_Required task:_ Omit all images. Write out the rest of the material exactly.

####################

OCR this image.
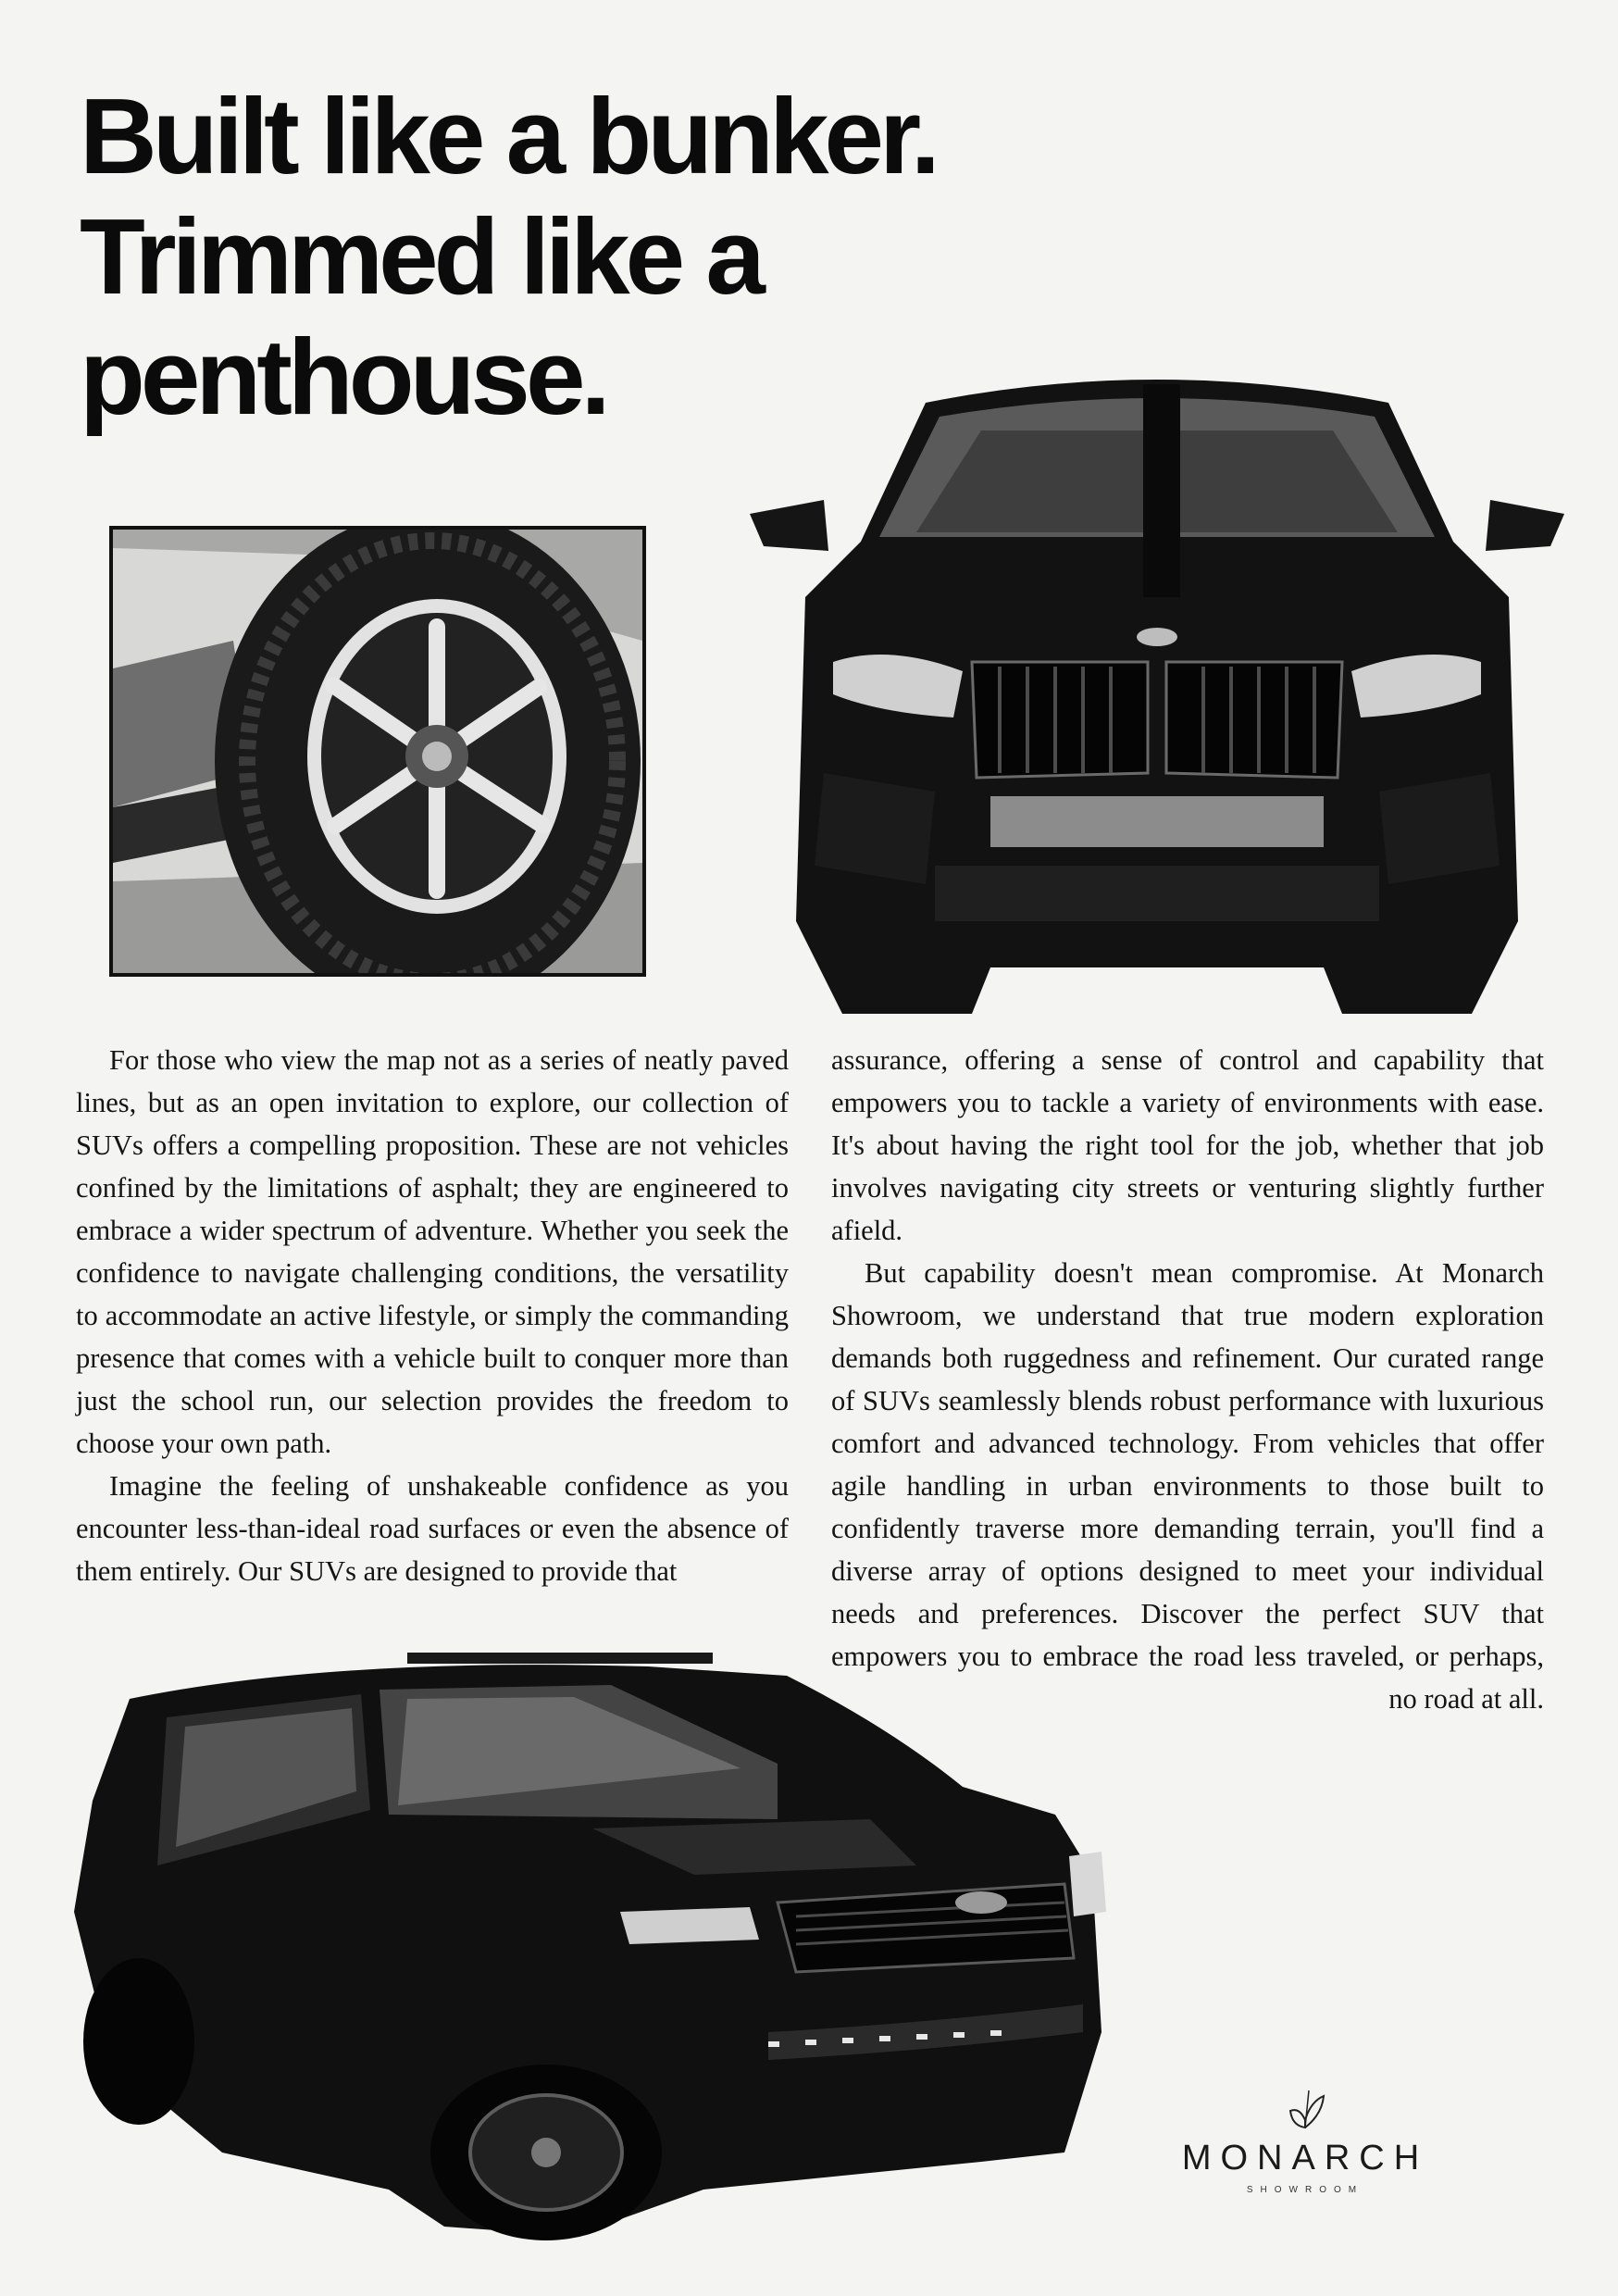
Built like a bunker.
Trimmed like a
penthouse.

For those who view the map not as a series of neatly paved lines, but as an open invitation to explore, our collection of SUVs offers a compelling proposition. These are not vehicles confined by the limitations of asphalt; they are engineered to embrace a wider spectrum of adventure. Whether you seek the confidence to navigate challenging conditions, the versatility to accommodate an active lifestyle, or simply the commanding presence that comes with a vehicle built to conquer more than just the school run, our selection provides the freedom to choose your own path.

Imagine the feeling of unshakeable confidence as you encounter less-than-ideal road surfaces or even the absence of them entirely. Our SUVs are designed to provide that

assurance, offering a sense of control and capability that empowers you to tackle a variety of environments with ease. It's about having the right tool for the job, whether that job involves navigating city streets or venturing slightly further afield.

But capability doesn't mean compromise. At Monarch Showroom, we understand that true modern exploration demands both ruggedness and refinement. Our curated range of SUVs seamlessly blends robust performance with luxurious comfort and advanced technology. From vehicles that offer agile handling in urban environments to those built to confidently traverse more demanding terrain, you'll find a diverse array of options designed to meet your individual needs and preferences. Discover the perfect SUV that empowers you to embrace the road less traveled, or perhaps, no road at all.

MONARCH
SHOWROOM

####################

_Answer for the task:_
OCR this image.
Built like a bunker.
Trimmed like a
penthouse.

For those who view the map not as a series of neatly paved lines, but as an open invitation to explore, our collection of SUVs offers a compelling proposition. These are not vehicles confined by the limitations of asphalt; they are engineered to embrace a wider spectrum of adventure. Whether you seek the confidence to navigate challenging conditions, the versatility to accommodate an active lifestyle, or simply the commanding presence that comes with a vehicle built to conquer more than just the school run, our selection provides the freedom to choose your own path.

Imagine the feeling of unshakeable confidence as you encounter less-than-ideal road surfaces or even the absence of them entirely. Our SUVs are designed to provide that

assurance, offering a sense of control and capability that empowers you to tackle a variety of environments with ease. It's about having the right tool for the job, whether that job involves navigating city streets or venturing slightly further afield.

But capability doesn't mean compromise. At Monarch Showroom, we understand that true modern exploration demands both ruggedness and refinement. Our curated range of SUVs seamlessly blends robust performance with luxurious comfort and advanced technology. From vehicles that offer agile handling in urban environments to those built to confidently traverse more demanding terrain, you'll find a diverse array of options designed to meet your individual needs and preferences. Discover the perfect SUV that empowers you to embrace the road less traveled, or perhaps, no road at all.

MONARCH
SHOWROOM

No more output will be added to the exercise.